[Excerpt from a dataset]
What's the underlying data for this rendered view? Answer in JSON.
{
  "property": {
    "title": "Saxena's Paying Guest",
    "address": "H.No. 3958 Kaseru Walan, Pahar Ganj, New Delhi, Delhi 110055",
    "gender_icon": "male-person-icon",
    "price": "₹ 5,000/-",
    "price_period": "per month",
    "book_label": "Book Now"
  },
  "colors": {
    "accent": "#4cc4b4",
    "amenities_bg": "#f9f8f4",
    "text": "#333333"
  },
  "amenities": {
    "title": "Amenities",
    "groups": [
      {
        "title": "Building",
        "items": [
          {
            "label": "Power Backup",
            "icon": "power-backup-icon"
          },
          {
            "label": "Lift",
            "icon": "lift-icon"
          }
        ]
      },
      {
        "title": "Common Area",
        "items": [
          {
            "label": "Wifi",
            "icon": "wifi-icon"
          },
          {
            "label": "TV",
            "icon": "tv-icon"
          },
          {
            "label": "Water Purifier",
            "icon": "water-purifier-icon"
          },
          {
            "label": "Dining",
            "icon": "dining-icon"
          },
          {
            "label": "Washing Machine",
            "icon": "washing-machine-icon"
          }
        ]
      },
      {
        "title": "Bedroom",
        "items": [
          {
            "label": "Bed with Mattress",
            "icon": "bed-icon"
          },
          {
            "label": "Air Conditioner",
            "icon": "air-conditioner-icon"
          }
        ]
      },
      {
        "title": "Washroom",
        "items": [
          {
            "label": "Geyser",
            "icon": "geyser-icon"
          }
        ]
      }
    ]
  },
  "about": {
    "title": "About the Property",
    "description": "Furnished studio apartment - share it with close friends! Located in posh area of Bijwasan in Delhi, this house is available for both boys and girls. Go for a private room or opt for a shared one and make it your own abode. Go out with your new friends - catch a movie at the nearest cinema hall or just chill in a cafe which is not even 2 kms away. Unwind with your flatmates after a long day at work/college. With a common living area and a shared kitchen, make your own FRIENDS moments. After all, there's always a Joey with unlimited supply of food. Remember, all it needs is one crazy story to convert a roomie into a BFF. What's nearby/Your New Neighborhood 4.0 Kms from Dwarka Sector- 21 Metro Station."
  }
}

_Instruction_
Restate each of the entries above verbatim.

_The completed task_
What's the underlying data for this rendered view? Answer in JSON.
{
  "property": {
    "title": "Saxena's Paying Guest",
    "address": "H.No. 3958 Kaseru Walan, Pahar Ganj, New Delhi, Delhi 110055",
    "gender_icon": "male-person-icon",
    "price": "₹ 5,000/-",
    "price_period": "per month",
    "book_label": "Book Now"
  },
  "colors": {
    "accent": "#4cc4b4",
    "amenities_bg": "#f9f8f4",
    "text": "#333333"
  },
  "amenities": {
    "title": "Amenities",
    "groups": [
      {
        "title": "Building",
        "items": [
          {
            "label": "Power Backup",
            "icon": "power-backup-icon"
          },
          {
            "label": "Lift",
            "icon": "lift-icon"
          }
        ]
      },
      {
        "title": "Common Area",
        "items": [
          {
            "label": "Wifi",
            "icon": "wifi-icon"
          },
          {
            "label": "TV",
            "icon": "tv-icon"
          },
          {
            "label": "Water Purifier",
            "icon": "water-purifier-icon"
          },
          {
            "label": "Dining",
            "icon": "dining-icon"
          },
          {
            "label": "Washing Machine",
            "icon": "washing-machine-icon"
          }
        ]
      },
      {
        "title": "Bedroom",
        "items": [
          {
            "label": "Bed with Mattress",
            "icon": "bed-icon"
          },
          {
            "label": "Air Conditioner",
            "icon": "air-conditioner-icon"
          }
        ]
      },
      {
        "title": "Washroom",
        "items": [
          {
            "label": "Geyser",
            "icon": "geyser-icon"
          }
        ]
      }
    ]
  },
  "about": {
    "title": "About the Property",
    "description": "Furnished studio apartment - share it with close friends! Located in posh area of Bijwasan in Delhi, this house is available for both boys and girls. Go for a private room or opt for a shared one and make it your own abode. Go out with your new friends - catch a movie at the nearest cinema hall or just chill in a cafe which is not even 2 kms away. Unwind with your flatmates after a long day at work/college. With a common living area and a shared kitchen, make your own FRIENDS moments. After all, there's always a Joey with unlimited supply of food. Remember, all it needs is one crazy story to convert a roomie into a BFF. What's nearby/Your New Neighborhood 4.0 Kms from Dwarka Sector- 21 Metro Station."
  }
}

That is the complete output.